PROBLEM DETAILS:
Can you give everything from the first of these rows down to the line containing "tree-group-system-config[interactable]: 系统配置 —" again, changing "bounding boxes" to "coordinates" and keeping all else the same?

ENTRIES PROVIDED:
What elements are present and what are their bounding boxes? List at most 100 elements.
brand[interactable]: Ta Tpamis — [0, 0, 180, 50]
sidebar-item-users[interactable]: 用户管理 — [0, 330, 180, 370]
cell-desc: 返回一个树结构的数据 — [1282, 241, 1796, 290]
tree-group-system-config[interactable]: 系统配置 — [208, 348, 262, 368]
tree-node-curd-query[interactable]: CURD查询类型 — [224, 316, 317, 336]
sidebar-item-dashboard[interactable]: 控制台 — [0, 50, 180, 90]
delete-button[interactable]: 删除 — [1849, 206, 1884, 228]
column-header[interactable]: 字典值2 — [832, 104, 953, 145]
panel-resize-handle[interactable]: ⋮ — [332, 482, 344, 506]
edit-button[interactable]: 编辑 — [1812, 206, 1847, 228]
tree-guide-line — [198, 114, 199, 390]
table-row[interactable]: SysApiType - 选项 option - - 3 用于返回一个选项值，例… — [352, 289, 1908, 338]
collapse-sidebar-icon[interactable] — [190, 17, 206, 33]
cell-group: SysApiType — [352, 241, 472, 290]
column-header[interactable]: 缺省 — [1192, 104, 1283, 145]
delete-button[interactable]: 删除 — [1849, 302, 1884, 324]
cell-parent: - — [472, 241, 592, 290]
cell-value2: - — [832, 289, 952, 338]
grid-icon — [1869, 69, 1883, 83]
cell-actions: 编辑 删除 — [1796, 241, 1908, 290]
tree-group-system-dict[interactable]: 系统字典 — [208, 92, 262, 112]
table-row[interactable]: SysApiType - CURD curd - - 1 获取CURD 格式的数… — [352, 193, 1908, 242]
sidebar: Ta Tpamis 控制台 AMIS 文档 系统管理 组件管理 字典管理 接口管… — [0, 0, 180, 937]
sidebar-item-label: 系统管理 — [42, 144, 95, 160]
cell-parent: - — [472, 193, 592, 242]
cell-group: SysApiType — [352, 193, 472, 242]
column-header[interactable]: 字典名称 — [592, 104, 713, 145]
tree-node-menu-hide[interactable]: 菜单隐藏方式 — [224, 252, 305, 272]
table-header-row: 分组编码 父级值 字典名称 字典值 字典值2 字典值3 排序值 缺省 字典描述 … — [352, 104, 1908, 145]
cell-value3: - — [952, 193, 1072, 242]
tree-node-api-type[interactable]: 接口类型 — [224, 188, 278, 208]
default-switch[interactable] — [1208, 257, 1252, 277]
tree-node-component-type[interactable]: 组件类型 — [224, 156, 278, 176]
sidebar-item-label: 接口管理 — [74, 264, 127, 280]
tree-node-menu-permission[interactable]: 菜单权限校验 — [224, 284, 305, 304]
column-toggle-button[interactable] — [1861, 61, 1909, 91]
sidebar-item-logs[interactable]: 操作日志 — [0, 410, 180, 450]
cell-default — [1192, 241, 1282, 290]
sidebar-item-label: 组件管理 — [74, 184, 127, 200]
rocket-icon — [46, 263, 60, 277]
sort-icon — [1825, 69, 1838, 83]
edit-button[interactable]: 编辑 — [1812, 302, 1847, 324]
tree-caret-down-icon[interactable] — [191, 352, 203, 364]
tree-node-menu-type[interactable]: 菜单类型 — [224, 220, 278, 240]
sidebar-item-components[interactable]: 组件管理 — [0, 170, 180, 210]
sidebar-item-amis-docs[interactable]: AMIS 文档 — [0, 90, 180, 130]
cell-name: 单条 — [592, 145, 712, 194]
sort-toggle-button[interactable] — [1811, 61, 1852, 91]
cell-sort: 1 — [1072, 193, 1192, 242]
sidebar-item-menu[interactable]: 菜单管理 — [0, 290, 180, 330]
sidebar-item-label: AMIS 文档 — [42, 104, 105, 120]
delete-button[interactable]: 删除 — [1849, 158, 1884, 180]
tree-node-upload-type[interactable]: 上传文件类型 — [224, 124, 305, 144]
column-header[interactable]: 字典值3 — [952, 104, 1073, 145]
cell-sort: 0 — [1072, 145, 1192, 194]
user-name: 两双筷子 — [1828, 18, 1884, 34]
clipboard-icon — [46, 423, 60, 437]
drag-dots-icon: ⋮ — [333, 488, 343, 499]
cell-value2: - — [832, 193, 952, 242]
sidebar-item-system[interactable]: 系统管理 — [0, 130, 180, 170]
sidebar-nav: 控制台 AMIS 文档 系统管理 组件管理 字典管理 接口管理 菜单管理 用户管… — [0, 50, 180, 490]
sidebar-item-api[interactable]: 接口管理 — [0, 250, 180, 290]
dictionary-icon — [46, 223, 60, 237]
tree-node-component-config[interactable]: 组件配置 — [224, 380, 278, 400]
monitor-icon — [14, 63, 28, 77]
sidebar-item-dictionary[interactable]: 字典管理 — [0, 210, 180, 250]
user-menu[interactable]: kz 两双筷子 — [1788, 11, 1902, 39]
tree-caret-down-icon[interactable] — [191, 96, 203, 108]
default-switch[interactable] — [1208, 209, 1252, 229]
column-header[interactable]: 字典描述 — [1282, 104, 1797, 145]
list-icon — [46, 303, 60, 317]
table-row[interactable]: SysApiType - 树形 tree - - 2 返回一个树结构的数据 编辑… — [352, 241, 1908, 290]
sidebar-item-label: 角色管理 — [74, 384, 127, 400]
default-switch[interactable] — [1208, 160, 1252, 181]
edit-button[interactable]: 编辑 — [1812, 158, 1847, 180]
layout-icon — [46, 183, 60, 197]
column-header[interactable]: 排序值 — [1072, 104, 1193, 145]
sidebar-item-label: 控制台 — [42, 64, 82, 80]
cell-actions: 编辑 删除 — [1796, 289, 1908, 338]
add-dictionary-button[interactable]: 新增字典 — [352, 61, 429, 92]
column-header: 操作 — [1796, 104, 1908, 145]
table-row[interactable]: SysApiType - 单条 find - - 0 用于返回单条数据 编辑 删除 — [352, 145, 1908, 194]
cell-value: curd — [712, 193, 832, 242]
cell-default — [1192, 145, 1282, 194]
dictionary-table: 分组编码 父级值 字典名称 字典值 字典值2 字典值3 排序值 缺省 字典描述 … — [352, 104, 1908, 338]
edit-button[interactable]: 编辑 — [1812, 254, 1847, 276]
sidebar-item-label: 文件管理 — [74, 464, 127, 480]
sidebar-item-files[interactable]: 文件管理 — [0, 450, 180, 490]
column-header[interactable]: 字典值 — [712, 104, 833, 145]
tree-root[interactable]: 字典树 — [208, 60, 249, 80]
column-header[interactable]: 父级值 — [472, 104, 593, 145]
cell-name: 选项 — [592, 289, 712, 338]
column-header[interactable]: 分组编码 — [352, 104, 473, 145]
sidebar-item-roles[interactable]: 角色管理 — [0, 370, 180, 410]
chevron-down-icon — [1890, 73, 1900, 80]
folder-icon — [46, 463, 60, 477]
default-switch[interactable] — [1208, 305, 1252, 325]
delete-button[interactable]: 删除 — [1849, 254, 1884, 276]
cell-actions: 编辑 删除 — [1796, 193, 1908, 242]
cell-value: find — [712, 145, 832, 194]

TASK OUTPUT:
What elements are present and what are their coordinates? List at most 100 elements.
brand[interactable]: Ta Tpamis — [0, 0, 180, 50]
sidebar-item-users[interactable]: 用户管理 — [0, 330, 180, 370]
cell-desc: 返回一个树结构的数据 — [1282, 241, 1796, 290]
tree-group-system-config[interactable]: 系统配置 — [208, 348, 262, 368]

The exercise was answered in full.